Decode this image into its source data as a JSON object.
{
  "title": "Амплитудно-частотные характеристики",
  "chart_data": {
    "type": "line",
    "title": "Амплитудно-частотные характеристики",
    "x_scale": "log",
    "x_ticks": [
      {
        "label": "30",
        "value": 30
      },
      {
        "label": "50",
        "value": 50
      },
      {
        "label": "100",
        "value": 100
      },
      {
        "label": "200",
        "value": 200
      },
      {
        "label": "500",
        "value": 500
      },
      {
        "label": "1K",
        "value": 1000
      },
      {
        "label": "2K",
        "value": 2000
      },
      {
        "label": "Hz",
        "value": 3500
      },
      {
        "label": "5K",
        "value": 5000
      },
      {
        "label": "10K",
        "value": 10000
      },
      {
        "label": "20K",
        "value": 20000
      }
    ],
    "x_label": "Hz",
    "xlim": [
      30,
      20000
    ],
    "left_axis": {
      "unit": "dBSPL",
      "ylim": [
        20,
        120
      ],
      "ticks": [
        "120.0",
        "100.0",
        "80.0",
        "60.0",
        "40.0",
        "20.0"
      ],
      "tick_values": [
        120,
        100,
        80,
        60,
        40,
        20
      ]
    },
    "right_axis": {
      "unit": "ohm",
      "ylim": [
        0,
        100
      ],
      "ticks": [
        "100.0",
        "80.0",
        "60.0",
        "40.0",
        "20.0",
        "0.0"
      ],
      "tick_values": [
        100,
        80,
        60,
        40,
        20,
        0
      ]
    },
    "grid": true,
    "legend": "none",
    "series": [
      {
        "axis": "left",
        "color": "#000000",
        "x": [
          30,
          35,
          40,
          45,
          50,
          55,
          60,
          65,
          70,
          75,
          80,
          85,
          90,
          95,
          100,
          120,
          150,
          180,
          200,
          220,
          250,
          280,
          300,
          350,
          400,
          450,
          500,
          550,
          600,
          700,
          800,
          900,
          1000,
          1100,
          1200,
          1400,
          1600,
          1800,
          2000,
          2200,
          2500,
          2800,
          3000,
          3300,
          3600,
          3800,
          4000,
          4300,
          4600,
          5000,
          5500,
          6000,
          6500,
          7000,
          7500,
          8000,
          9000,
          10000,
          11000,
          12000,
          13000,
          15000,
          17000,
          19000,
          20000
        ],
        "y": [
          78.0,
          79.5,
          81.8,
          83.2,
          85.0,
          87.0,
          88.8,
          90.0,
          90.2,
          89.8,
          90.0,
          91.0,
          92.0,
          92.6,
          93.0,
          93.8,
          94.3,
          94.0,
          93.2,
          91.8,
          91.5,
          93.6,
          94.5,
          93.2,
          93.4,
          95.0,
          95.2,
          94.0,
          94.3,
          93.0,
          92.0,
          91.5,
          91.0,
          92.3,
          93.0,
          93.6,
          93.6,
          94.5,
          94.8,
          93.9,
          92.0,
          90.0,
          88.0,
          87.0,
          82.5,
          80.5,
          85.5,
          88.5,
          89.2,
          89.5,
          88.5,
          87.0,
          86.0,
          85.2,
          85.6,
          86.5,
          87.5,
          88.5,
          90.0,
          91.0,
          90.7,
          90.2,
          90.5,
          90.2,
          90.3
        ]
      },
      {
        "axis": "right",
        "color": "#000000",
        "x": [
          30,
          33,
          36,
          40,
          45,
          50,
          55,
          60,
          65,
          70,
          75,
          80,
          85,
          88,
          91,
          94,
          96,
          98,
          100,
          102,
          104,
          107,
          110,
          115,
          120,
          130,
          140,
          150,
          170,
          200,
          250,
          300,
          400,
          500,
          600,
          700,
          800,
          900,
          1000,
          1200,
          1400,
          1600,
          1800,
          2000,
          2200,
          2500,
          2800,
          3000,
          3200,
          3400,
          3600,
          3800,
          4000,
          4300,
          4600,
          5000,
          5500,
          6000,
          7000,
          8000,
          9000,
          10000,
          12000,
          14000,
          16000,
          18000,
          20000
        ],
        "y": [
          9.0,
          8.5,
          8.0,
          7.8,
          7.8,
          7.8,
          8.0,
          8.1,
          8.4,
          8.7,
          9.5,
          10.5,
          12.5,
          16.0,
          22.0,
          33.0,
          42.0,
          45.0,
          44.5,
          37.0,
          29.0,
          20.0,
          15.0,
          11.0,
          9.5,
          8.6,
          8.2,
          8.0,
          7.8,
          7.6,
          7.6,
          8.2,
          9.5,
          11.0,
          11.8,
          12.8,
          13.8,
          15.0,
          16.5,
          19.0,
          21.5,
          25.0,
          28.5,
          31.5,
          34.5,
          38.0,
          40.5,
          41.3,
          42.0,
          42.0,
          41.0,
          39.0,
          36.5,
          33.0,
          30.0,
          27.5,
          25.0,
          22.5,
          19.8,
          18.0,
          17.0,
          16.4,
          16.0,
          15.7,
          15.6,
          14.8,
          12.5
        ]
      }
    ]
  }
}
# # # # #
WRITTEN EXERCISE —
Using the listing above, reproduce each line without omission.

CORRECT RESPONSE —
Decode this image into its source data as a JSON object.
{
  "title": "Амплитудно-частотные характеристики",
  "chart_data": {
    "type": "line",
    "title": "Амплитудно-частотные характеристики",
    "x_scale": "log",
    "x_ticks": [
      {
        "label": "30",
        "value": 30
      },
      {
        "label": "50",
        "value": 50
      },
      {
        "label": "100",
        "value": 100
      },
      {
        "label": "200",
        "value": 200
      },
      {
        "label": "500",
        "value": 500
      },
      {
        "label": "1K",
        "value": 1000
      },
      {
        "label": "2K",
        "value": 2000
      },
      {
        "label": "Hz",
        "value": 3500
      },
      {
        "label": "5K",
        "value": 5000
      },
      {
        "label": "10K",
        "value": 10000
      },
      {
        "label": "20K",
        "value": 20000
      }
    ],
    "x_label": "Hz",
    "xlim": [
      30,
      20000
    ],
    "left_axis": {
      "unit": "dBSPL",
      "ylim": [
        20,
        120
      ],
      "ticks": [
        "120.0",
        "100.0",
        "80.0",
        "60.0",
        "40.0",
        "20.0"
      ],
      "tick_values": [
        120,
        100,
        80,
        60,
        40,
        20
      ]
    },
    "right_axis": {
      "unit": "ohm",
      "ylim": [
        0,
        100
      ],
      "ticks": [
        "100.0",
        "80.0",
        "60.0",
        "40.0",
        "20.0",
        "0.0"
      ],
      "tick_values": [
        100,
        80,
        60,
        40,
        20,
        0
      ]
    },
    "grid": true,
    "legend": "none",
    "series": [
      {
        "axis": "left",
        "color": "#000000",
        "x": [
          30,
          35,
          40,
          45,
          50,
          55,
          60,
          65,
          70,
          75,
          80,
          85,
          90,
          95,
          100,
          120,
          150,
          180,
          200,
          220,
          250,
          280,
          300,
          350,
          400,
          450,
          500,
          550,
          600,
          700,
          800,
          900,
          1000,
          1100,
          1200,
          1400,
          1600,
          1800,
          2000,
          2200,
          2500,
          2800,
          3000,
          3300,
          3600,
          3800,
          4000,
          4300,
          4600,
          5000,
          5500,
          6000,
          6500,
          7000,
          7500,
          8000,
          9000,
          10000,
          11000,
          12000,
          13000,
          15000,
          17000,
          19000,
          20000
        ],
        "y": [
          78.0,
          79.5,
          81.8,
          83.2,
          85.0,
          87.0,
          88.8,
          90.0,
          90.2,
          89.8,
          90.0,
          91.0,
          92.0,
          92.6,
          93.0,
          93.8,
          94.3,
          94.0,
          93.2,
          91.8,
          91.5,
          93.6,
          94.5,
          93.2,
          93.4,
          95.0,
          95.2,
          94.0,
          94.3,
          93.0,
          92.0,
          91.5,
          91.0,
          92.3,
          93.0,
          93.6,
          93.6,
          94.5,
          94.8,
          93.9,
          92.0,
          90.0,
          88.0,
          87.0,
          82.5,
          80.5,
          85.5,
          88.5,
          89.2,
          89.5,
          88.5,
          87.0,
          86.0,
          85.2,
          85.6,
          86.5,
          87.5,
          88.5,
          90.0,
          91.0,
          90.7,
          90.2,
          90.5,
          90.2,
          90.3
        ]
      },
      {
        "axis": "right",
        "color": "#000000",
        "x": [
          30,
          33,
          36,
          40,
          45,
          50,
          55,
          60,
          65,
          70,
          75,
          80,
          85,
          88,
          91,
          94,
          96,
          98,
          100,
          102,
          104,
          107,
          110,
          115,
          120,
          130,
          140,
          150,
          170,
          200,
          250,
          300,
          400,
          500,
          600,
          700,
          800,
          900,
          1000,
          1200,
          1400,
          1600,
          1800,
          2000,
          2200,
          2500,
          2800,
          3000,
          3200,
          3400,
          3600,
          3800,
          4000,
          4300,
          4600,
          5000,
          5500,
          6000,
          7000,
          8000,
          9000,
          10000,
          12000,
          14000,
          16000,
          18000,
          20000
        ],
        "y": [
          9.0,
          8.5,
          8.0,
          7.8,
          7.8,
          7.8,
          8.0,
          8.1,
          8.4,
          8.7,
          9.5,
          10.5,
          12.5,
          16.0,
          22.0,
          33.0,
          42.0,
          45.0,
          44.5,
          37.0,
          29.0,
          20.0,
          15.0,
          11.0,
          9.5,
          8.6,
          8.2,
          8.0,
          7.8,
          7.6,
          7.6,
          8.2,
          9.5,
          11.0,
          11.8,
          12.8,
          13.8,
          15.0,
          16.5,
          19.0,
          21.5,
          25.0,
          28.5,
          31.5,
          34.5,
          38.0,
          40.5,
          41.3,
          42.0,
          42.0,
          41.0,
          39.0,
          36.5,
          33.0,
          30.0,
          27.5,
          25.0,
          22.5,
          19.8,
          18.0,
          17.0,
          16.4,
          16.0,
          15.7,
          15.6,
          14.8,
          12.5
        ]
      }
    ]
  }
}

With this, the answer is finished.